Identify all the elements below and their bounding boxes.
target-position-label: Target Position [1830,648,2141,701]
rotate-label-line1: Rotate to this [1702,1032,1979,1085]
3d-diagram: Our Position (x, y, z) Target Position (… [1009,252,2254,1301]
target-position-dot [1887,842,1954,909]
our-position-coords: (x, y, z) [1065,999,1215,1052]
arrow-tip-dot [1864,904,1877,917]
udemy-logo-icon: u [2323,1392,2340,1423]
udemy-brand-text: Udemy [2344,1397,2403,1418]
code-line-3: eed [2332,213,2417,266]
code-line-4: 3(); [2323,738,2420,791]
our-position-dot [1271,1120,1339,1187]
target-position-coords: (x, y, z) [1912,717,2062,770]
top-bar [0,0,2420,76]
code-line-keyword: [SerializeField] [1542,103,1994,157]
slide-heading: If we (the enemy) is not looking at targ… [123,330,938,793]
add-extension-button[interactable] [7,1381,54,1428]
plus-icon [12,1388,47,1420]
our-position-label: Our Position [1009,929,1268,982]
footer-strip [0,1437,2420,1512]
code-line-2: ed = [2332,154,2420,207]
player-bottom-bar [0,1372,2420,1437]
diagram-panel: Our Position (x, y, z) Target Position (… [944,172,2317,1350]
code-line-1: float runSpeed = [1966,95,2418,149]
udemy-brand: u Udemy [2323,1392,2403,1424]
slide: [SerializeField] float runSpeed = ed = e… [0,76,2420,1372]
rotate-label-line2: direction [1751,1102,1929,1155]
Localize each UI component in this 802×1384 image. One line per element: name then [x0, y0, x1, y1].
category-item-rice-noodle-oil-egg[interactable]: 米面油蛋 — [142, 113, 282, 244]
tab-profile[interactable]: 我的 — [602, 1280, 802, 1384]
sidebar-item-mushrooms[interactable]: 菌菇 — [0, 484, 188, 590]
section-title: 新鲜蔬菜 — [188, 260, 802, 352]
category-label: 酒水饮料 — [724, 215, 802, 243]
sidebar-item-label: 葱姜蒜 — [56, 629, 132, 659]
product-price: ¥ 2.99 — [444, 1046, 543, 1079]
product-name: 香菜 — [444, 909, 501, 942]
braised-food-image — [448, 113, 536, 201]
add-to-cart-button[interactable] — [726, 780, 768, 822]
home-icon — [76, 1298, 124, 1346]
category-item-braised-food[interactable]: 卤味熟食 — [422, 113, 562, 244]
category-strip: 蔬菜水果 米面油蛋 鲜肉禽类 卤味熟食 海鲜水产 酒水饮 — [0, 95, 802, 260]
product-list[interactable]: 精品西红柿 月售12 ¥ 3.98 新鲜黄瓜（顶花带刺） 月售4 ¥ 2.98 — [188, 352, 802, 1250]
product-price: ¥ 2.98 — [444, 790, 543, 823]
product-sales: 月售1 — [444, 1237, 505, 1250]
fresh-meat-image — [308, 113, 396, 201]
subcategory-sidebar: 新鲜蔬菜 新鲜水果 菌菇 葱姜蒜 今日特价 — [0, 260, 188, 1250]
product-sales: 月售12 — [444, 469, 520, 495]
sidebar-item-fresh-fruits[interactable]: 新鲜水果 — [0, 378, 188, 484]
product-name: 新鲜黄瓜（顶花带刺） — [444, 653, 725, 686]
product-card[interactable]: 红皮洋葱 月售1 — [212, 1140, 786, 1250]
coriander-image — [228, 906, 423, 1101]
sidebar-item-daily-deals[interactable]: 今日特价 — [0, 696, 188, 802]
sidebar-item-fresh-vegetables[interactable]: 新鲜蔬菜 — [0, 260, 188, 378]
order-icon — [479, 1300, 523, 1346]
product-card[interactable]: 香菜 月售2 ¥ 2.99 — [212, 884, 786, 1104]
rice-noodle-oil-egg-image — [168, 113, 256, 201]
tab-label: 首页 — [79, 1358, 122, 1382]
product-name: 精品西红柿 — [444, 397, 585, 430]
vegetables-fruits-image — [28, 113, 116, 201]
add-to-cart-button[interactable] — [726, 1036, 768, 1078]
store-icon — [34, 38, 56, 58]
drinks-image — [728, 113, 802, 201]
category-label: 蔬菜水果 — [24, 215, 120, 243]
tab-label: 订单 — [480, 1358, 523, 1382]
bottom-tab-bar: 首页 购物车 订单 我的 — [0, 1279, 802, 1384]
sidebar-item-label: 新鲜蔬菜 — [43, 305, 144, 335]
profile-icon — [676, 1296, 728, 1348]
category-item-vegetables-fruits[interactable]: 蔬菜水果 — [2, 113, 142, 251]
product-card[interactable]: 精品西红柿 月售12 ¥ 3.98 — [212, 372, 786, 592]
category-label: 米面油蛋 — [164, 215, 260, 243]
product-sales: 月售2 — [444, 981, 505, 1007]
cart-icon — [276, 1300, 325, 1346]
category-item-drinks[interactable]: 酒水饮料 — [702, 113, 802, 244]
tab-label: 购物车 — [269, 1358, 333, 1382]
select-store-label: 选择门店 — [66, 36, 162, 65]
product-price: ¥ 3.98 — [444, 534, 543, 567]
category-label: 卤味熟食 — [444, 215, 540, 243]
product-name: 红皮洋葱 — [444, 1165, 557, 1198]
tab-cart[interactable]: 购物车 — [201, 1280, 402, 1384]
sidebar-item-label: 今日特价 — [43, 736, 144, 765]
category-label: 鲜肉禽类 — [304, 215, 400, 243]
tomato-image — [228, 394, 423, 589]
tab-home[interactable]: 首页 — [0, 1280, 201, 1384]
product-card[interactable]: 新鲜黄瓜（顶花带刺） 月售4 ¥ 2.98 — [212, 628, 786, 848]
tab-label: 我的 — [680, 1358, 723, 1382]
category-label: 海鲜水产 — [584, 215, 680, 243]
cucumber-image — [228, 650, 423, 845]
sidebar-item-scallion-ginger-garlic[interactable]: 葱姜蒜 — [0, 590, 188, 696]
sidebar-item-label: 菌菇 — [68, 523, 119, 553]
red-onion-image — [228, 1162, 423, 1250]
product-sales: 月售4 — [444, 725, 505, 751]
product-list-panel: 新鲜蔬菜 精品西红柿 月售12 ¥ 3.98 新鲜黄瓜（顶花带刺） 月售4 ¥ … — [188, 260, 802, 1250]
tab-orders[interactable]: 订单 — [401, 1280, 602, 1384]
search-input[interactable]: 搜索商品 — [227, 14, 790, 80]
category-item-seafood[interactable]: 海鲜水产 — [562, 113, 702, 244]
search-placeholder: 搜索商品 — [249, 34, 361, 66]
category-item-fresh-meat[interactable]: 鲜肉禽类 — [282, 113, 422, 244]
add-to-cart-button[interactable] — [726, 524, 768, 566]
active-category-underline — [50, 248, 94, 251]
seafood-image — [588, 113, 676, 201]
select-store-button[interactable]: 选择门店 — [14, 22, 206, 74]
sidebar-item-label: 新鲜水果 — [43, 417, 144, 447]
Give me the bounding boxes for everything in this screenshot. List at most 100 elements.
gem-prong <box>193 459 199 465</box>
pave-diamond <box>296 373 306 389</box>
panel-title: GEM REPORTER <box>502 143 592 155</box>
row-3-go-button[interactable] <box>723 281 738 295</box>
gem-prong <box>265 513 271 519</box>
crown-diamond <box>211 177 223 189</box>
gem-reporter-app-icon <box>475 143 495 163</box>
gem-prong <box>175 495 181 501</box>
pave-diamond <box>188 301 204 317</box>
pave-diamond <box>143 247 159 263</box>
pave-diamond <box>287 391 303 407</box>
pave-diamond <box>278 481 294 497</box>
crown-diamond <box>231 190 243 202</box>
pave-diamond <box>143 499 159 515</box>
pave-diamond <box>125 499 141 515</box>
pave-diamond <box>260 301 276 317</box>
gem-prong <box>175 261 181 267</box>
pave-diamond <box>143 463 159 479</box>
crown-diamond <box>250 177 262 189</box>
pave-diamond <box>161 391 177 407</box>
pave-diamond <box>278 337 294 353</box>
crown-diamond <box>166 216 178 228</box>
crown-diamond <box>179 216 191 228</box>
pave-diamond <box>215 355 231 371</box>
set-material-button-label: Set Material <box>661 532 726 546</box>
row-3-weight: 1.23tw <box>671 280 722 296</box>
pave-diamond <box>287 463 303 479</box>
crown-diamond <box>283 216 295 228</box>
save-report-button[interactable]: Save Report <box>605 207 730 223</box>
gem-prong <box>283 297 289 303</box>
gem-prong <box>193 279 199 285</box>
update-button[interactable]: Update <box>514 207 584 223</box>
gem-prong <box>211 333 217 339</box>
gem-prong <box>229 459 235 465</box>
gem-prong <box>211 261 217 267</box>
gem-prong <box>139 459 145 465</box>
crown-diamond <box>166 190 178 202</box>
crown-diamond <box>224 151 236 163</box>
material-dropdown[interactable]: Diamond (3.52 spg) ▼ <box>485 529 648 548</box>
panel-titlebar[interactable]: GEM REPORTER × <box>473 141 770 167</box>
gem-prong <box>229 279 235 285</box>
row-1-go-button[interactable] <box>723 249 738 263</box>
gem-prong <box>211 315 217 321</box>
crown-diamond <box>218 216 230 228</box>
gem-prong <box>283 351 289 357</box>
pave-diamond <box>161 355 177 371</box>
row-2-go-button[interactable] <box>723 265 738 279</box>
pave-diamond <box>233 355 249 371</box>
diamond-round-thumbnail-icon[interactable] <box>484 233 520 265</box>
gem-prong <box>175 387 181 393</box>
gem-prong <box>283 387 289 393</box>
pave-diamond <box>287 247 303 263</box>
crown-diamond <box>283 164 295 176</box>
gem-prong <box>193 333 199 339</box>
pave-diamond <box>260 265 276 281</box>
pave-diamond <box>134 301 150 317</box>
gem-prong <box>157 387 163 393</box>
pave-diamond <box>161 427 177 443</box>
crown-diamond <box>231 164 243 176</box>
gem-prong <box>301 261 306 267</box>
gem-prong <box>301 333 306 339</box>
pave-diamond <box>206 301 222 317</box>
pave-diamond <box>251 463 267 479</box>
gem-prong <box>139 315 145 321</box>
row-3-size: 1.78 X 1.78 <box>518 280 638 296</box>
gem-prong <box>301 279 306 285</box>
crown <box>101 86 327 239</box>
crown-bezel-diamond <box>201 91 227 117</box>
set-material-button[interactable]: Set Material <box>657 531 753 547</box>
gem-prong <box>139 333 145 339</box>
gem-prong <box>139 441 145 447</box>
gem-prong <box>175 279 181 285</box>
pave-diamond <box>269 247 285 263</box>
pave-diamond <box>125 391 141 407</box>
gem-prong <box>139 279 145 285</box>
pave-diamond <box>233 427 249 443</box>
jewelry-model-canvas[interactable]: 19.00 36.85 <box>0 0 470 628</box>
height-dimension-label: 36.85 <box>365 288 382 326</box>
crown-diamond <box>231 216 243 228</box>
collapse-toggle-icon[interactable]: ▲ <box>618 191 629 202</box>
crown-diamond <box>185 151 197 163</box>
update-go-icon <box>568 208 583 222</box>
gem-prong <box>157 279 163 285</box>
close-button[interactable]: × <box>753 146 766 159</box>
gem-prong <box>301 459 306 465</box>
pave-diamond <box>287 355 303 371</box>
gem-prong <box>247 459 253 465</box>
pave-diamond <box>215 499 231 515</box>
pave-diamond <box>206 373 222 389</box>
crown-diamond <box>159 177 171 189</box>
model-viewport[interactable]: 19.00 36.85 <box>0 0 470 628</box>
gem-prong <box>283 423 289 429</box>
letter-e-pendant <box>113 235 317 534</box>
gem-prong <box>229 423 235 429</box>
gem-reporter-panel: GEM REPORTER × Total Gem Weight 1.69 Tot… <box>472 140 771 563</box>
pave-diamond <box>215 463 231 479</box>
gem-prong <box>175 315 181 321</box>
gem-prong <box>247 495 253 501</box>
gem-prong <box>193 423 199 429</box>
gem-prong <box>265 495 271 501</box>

○ ○ ○

Aim of the exercise: Pull out every line in the data above that contains the string "price". The match is case-sensitive.

Complete response:
product-price: ¥ 2.99 — [444, 1046, 543, 1079]
product-price: ¥ 2.98 — [444, 790, 543, 823]
product-price: ¥ 3.98 — [444, 534, 543, 567]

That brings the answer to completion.